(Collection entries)

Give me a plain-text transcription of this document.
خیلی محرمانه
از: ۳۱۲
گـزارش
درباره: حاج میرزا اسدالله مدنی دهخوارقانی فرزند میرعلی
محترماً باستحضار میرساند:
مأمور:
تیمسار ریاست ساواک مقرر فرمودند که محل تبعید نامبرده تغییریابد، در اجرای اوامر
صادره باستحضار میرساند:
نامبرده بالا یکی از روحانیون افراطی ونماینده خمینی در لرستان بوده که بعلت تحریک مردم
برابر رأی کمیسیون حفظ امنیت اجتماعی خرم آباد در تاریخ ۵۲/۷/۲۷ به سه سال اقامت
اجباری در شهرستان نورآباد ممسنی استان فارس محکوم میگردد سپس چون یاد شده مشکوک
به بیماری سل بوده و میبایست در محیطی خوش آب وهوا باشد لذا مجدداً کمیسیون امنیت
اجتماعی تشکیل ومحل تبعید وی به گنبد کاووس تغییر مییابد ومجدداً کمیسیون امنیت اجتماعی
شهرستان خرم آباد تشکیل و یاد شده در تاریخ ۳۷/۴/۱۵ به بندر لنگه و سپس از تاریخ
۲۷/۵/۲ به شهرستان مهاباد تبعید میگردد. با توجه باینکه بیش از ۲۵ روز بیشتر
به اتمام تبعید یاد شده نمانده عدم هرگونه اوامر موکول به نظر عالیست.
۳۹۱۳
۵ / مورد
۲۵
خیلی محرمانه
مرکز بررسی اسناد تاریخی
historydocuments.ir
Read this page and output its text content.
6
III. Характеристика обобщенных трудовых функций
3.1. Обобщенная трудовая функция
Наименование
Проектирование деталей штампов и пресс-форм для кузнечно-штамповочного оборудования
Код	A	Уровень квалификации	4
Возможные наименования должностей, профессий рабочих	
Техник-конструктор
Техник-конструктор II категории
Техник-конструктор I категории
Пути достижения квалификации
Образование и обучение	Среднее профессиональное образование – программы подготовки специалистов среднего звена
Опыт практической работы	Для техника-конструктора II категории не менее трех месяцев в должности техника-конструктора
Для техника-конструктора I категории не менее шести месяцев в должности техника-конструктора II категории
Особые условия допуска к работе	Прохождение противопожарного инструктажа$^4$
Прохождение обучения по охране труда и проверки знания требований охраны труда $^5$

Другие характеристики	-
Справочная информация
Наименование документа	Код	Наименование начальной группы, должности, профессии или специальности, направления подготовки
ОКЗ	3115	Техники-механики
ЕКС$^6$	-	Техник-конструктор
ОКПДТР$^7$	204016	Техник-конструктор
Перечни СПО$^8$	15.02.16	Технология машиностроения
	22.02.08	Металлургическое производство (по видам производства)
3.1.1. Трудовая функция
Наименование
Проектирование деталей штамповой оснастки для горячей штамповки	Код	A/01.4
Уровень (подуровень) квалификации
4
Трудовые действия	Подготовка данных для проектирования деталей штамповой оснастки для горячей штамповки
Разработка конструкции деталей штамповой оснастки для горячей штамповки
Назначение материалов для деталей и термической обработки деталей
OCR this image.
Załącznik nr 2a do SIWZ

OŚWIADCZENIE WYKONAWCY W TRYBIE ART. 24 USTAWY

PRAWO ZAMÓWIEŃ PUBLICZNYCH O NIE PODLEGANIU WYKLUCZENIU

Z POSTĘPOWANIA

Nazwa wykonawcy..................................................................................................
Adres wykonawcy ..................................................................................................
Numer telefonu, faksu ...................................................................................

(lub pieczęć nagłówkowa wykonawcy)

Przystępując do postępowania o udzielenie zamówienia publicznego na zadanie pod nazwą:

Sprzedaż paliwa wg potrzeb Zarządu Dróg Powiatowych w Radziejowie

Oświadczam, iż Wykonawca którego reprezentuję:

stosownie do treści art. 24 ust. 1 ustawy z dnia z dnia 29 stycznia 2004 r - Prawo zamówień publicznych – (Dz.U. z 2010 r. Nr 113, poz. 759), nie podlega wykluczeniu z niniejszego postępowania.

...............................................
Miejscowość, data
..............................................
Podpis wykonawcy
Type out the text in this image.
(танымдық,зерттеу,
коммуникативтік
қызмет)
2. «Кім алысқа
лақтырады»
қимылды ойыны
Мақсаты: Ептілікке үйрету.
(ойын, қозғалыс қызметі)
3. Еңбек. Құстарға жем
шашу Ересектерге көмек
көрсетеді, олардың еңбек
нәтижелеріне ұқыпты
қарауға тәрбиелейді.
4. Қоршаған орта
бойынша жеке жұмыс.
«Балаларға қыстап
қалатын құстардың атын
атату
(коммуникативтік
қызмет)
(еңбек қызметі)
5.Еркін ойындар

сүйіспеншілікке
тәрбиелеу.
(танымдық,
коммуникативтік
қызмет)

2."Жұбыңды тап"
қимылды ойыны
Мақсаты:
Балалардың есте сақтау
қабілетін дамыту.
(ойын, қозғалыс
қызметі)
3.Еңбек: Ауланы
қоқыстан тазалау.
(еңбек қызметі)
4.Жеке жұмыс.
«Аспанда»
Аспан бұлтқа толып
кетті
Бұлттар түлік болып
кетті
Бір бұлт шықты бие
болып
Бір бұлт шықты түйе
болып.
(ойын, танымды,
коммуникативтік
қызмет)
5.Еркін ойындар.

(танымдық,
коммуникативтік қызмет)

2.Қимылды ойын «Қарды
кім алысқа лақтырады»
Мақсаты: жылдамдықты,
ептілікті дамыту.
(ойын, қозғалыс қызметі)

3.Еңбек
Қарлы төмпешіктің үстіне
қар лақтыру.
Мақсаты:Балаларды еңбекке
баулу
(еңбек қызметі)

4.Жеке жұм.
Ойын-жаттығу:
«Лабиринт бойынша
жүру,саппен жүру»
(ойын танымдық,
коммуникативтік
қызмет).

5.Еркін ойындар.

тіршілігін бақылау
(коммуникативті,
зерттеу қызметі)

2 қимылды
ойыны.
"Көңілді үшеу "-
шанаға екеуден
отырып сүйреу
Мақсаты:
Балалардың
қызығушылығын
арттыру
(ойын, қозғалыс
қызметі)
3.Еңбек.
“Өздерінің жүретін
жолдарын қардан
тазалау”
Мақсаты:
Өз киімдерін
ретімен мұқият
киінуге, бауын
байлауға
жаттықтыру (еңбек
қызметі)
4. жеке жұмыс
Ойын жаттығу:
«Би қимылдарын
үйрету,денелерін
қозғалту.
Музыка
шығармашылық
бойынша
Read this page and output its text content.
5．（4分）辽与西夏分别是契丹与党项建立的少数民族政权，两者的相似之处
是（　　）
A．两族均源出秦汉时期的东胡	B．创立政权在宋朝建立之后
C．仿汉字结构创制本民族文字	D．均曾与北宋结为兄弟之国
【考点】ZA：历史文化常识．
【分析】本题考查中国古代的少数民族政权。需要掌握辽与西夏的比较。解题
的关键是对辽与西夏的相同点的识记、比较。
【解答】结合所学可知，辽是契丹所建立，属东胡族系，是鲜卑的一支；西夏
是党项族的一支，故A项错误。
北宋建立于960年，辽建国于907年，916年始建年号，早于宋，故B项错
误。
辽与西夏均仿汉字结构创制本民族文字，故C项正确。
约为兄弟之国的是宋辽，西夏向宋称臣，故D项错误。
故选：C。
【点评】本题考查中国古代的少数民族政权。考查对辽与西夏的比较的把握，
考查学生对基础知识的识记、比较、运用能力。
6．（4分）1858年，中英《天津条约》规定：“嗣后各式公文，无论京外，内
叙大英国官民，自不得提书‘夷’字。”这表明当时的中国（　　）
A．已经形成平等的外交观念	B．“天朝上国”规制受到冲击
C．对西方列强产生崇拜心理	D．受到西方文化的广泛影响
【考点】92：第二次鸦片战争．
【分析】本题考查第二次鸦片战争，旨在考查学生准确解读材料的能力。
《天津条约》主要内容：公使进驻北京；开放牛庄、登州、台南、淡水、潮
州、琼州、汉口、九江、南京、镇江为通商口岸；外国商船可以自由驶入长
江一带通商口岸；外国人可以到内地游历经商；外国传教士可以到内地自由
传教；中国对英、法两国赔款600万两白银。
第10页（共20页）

_TASK DIRECTIONS_
Show every line where the string "шықты" appears.

_FULL SOLUTION_
Бір бұлт шықты бие
Бір бұлт шықты түйе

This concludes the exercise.